• [Task details]
Every line of the records must be repeated exactly; pictures stay out.

____________

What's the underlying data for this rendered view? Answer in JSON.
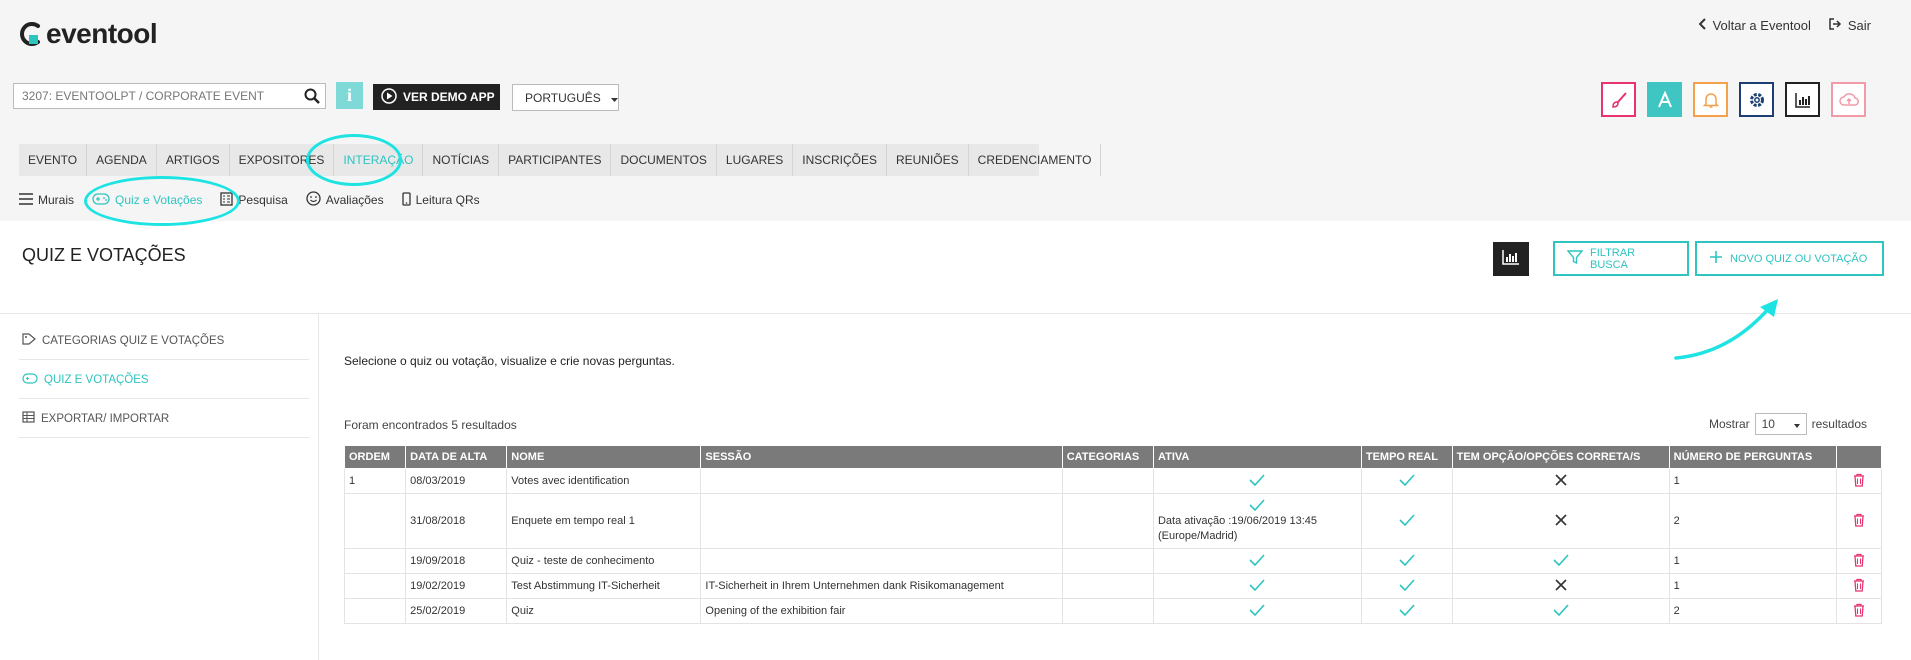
{
  "app": {
    "logo_text": "eventool"
  },
  "toplinks": {
    "back": "Voltar a Eventool",
    "exit": "Sair"
  },
  "event_selector": {
    "value": "3207: EVENTOOLPT / CORPORATE EVENT"
  },
  "buttons": {
    "info": "i",
    "demo": "VER DEMO APP",
    "language": "PORTUGUÊS",
    "filter": "FILTRAR BUSCA",
    "new_quiz": "NOVO QUIZ OU VOTAÇÃO"
  },
  "tool_icons": [
    {
      "name": "brush-icon",
      "color": "#e8336e"
    },
    {
      "name": "font-icon",
      "color": "#3fc6c2"
    },
    {
      "name": "bell-icon",
      "color": "#f5a04a"
    },
    {
      "name": "gear-icon",
      "color": "#1c3f73"
    },
    {
      "name": "chart-icon",
      "color": "#222222"
    },
    {
      "name": "cloud-upload-icon",
      "color": "#f29aa8"
    }
  ],
  "main_nav": [
    "EVENTO",
    "AGENDA",
    "ARTIGOS",
    "EXPOSITORES",
    "INTERAÇÃO",
    "NOTÍCIAS",
    "PARTICIPANTES",
    "DOCUMENTOS",
    "LUGARES",
    "INSCRIÇÕES",
    "REUNIÕES",
    "CREDENCIAMENTO"
  ],
  "main_nav_active": "INTERAÇÃO",
  "sub_nav": [
    "Murais",
    "Quiz e Votações",
    "Pesquisa",
    "Avaliações",
    "Leitura QRs"
  ],
  "page": {
    "title": "QUIZ E VOTAÇÕES"
  },
  "sidebar": [
    "CATEGORIAS QUIZ E VOTAÇÕES",
    "QUIZ E VOTAÇÕES",
    "EXPORTAR/ IMPORTAR"
  ],
  "content": {
    "intro": "Selecione o quiz ou votação, visualize e crie novas perguntas.",
    "found": "Foram encontrados 5 resultados",
    "show_label": "Mostrar",
    "show_value": "10",
    "show_suffix": "resultados"
  },
  "table": {
    "headers": [
      "ORDEM",
      "DATA DE ALTA",
      "NOME",
      "SESSÃO",
      "CATEGORIAS",
      "ATIVA",
      "TEMPO REAL",
      "TEM OPÇÃO/OPÇÕES CORRETA/S",
      "NÚMERO DE PERGUNTAS",
      ""
    ],
    "rows": [
      {
        "ordem": "1",
        "data": "08/03/2019",
        "nome": "Votes avec identification",
        "sessao": "",
        "categorias": "",
        "ativa": true,
        "ativa_note": "",
        "tempo_real": true,
        "correta": false,
        "num": "1"
      },
      {
        "ordem": "",
        "data": "31/08/2018",
        "nome": "Enquete em tempo real 1",
        "sessao": "",
        "categorias": "",
        "ativa": true,
        "ativa_note": "Data ativação :19/06/2019 13:45 (Europe/Madrid)",
        "tempo_real": true,
        "correta": false,
        "num": "2"
      },
      {
        "ordem": "",
        "data": "19/09/2018",
        "nome": "Quiz - teste de conhecimento",
        "sessao": "",
        "categorias": "",
        "ativa": true,
        "ativa_note": "",
        "tempo_real": true,
        "correta": true,
        "num": "1"
      },
      {
        "ordem": "",
        "data": "19/02/2019",
        "nome": "Test Abstimmung IT-Sicherheit",
        "sessao": "IT-Sicherheit in Ihrem Unternehmen dank Risikomanagement",
        "categorias": "",
        "ativa": true,
        "ativa_note": "",
        "tempo_real": true,
        "correta": false,
        "num": "1"
      },
      {
        "ordem": "",
        "data": "25/02/2019",
        "nome": "Quiz",
        "sessao": "Opening of the exhibition fair",
        "categorias": "",
        "ativa": true,
        "ativa_note": "",
        "tempo_real": true,
        "correta": true,
        "num": "2"
      }
    ]
  },
  "colors": {
    "accent": "#2ec4c0",
    "highlight": "#1ee3e3",
    "delete": "#e8336e",
    "header_bg": "#7a7a7a"
  }
}
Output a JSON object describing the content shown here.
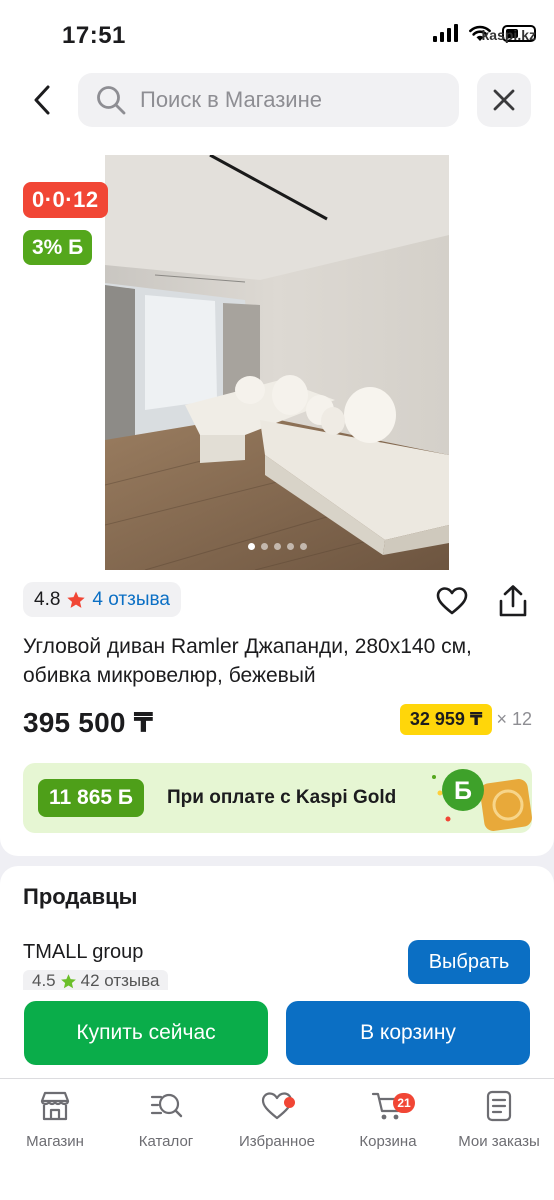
{
  "status_bar": {
    "time": "17:51",
    "carrier": "kaspi.kz"
  },
  "header": {
    "search_placeholder": "Поиск в Магазине"
  },
  "product": {
    "installment_badge": "0·0·12",
    "bonus_badge": "3% Б",
    "image_count": 5,
    "active_image": 1,
    "rating": "4.8",
    "reviews_link": "4 отзыва",
    "title": "Угловой диван Ramler Джапанди, 280x140 см, обивка микровелюр, бежевый",
    "price": "395 500 ₸",
    "monthly_price": "32 959 ₸",
    "monthly_term": "× 12"
  },
  "kaspi_gold": {
    "amount": "11 865 Б",
    "text": "При оплате с Kaspi Gold"
  },
  "sellers": {
    "title": "Продавцы",
    "items": [
      {
        "name": "TMALL group",
        "rating": "4.5",
        "reviews": "42 отзыва",
        "button": "Выбрать"
      }
    ]
  },
  "actions": {
    "buy_now": "Купить сейчас",
    "add_to_cart": "В корзину"
  },
  "tab_bar": {
    "items": [
      {
        "label": "Магазин",
        "icon": "store-icon"
      },
      {
        "label": "Каталог",
        "icon": "catalog-search-icon"
      },
      {
        "label": "Избранное",
        "icon": "heart-icon",
        "dot": true
      },
      {
        "label": "Корзина",
        "icon": "cart-icon",
        "badge": "21"
      },
      {
        "label": "Мои заказы",
        "icon": "orders-icon"
      }
    ]
  },
  "colors": {
    "kaspi_red": "#f14635",
    "kaspi_blue": "#0b6fc4",
    "buy_green": "#0aad4a",
    "bonus_green": "#54a71c",
    "installment_yellow": "#ffd60a"
  }
}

____________

• [Correct result]
What's the underlying data for this rendered view? Answer in JSON.
{
  "app": {
    "logo_text": "eventool"
  },
  "toplinks": {
    "back": "Voltar a Eventool",
    "exit": "Sair"
  },
  "event_selector": {
    "value": "3207: EVENTOOLPT / CORPORATE EVENT"
  },
  "buttons": {
    "info": "i",
    "demo": "VER DEMO APP",
    "language": "PORTUGUÊS",
    "filter": "FILTRAR BUSCA",
    "new_quiz": "NOVO QUIZ OU VOTAÇÃO"
  },
  "tool_icons": [
    {
      "name": "brush-icon",
      "color": "#e8336e"
    },
    {
      "name": "font-icon",
      "color": "#3fc6c2"
    },
    {
      "name": "bell-icon",
      "color": "#f5a04a"
    },
    {
      "name": "gear-icon",
      "color": "#1c3f73"
    },
    {
      "name": "chart-icon",
      "color": "#222222"
    },
    {
      "name": "cloud-upload-icon",
      "color": "#f29aa8"
    }
  ],
  "main_nav": [
    "EVENTO",
    "AGENDA",
    "ARTIGOS",
    "EXPOSITORES",
    "INTERAÇÃO",
    "NOTÍCIAS",
    "PARTICIPANTES",
    "DOCUMENTOS",
    "LUGARES",
    "INSCRIÇÕES",
    "REUNIÕES",
    "CREDENCIAMENTO"
  ],
  "main_nav_active": "INTERAÇÃO",
  "sub_nav": [
    "Murais",
    "Quiz e Votações",
    "Pesquisa",
    "Avaliações",
    "Leitura QRs"
  ],
  "page": {
    "title": "QUIZ E VOTAÇÕES"
  },
  "sidebar": [
    "CATEGORIAS QUIZ E VOTAÇÕES",
    "QUIZ E VOTAÇÕES",
    "EXPORTAR/ IMPORTAR"
  ],
  "content": {
    "intro": "Selecione o quiz ou votação, visualize e crie novas perguntas.",
    "found": "Foram encontrados 5 resultados",
    "show_label": "Mostrar",
    "show_value": "10",
    "show_suffix": "resultados"
  },
  "table": {
    "headers": [
      "ORDEM",
      "DATA DE ALTA",
      "NOME",
      "SESSÃO",
      "CATEGORIAS",
      "ATIVA",
      "TEMPO REAL",
      "TEM OPÇÃO/OPÇÕES CORRETA/S",
      "NÚMERO DE PERGUNTAS",
      ""
    ],
    "rows": [
      {
        "ordem": "1",
        "data": "08/03/2019",
        "nome": "Votes avec identification",
        "sessao": "",
        "categorias": "",
        "ativa": true,
        "ativa_note": "",
        "tempo_real": true,
        "correta": false,
        "num": "1"
      },
      {
        "ordem": "",
        "data": "31/08/2018",
        "nome": "Enquete em tempo real 1",
        "sessao": "",
        "categorias": "",
        "ativa": true,
        "ativa_note": "Data ativação :19/06/2019 13:45 (Europe/Madrid)",
        "tempo_real": true,
        "correta": false,
        "num": "2"
      },
      {
        "ordem": "",
        "data": "19/09/2018",
        "nome": "Quiz - teste de conhecimento",
        "sessao": "",
        "categorias": "",
        "ativa": true,
        "ativa_note": "",
        "tempo_real": true,
        "correta": true,
        "num": "1"
      },
      {
        "ordem": "",
        "data": "19/02/2019",
        "nome": "Test Abstimmung IT-Sicherheit",
        "sessao": "IT-Sicherheit in Ihrem Unternehmen dank Risikomanagement",
        "categorias": "",
        "ativa": true,
        "ativa_note": "",
        "tempo_real": true,
        "correta": false,
        "num": "1"
      },
      {
        "ordem": "",
        "data": "25/02/2019",
        "nome": "Quiz",
        "sessao": "Opening of the exhibition fair",
        "categorias": "",
        "ativa": true,
        "ativa_note": "",
        "tempo_real": true,
        "correta": true,
        "num": "2"
      }
    ]
  },
  "colors": {
    "accent": "#2ec4c0",
    "highlight": "#1ee3e3",
    "delete": "#e8336e",
    "header_bg": "#7a7a7a"
  }
}
Output a JSON object describing the content shown here.
{
  "status_bar": {
    "time": "17:51",
    "carrier": "kaspi.kz"
  },
  "header": {
    "search_placeholder": "Поиск в Магазине"
  },
  "product": {
    "installment_badge": "0·0·12",
    "bonus_badge": "3% Б",
    "image_count": 5,
    "active_image": 1,
    "rating": "4.8",
    "reviews_link": "4 отзыва",
    "title": "Угловой диван Ramler Джапанди, 280x140 см, обивка микровелюр, бежевый",
    "price": "395 500 ₸",
    "monthly_price": "32 959 ₸",
    "monthly_term": "× 12"
  },
  "kaspi_gold": {
    "amount": "11 865 Б",
    "text": "При оплате с Kaspi Gold"
  },
  "sellers": {
    "title": "Продавцы",
    "items": [
      {
        "name": "TMALL group",
        "rating": "4.5",
        "reviews": "42 отзыва",
        "button": "Выбрать"
      }
    ]
  },
  "actions": {
    "buy_now": "Купить сейчас",
    "add_to_cart": "В корзину"
  },
  "tab_bar": {
    "items": [
      {
        "label": "Магазин",
        "icon": "store-icon"
      },
      {
        "label": "Каталог",
        "icon": "catalog-search-icon"
      },
      {
        "label": "Избранное",
        "icon": "heart-icon",
        "dot": true
      },
      {
        "label": "Корзина",
        "icon": "cart-icon",
        "badge": "21"
      },
      {
        "label": "Мои заказы",
        "icon": "orders-icon"
      }
    ]
  },
  "colors": {
    "kaspi_red": "#f14635",
    "kaspi_blue": "#0b6fc4",
    "buy_green": "#0aad4a",
    "bonus_green": "#54a71c",
    "installment_yellow": "#ffd60a"
  }
}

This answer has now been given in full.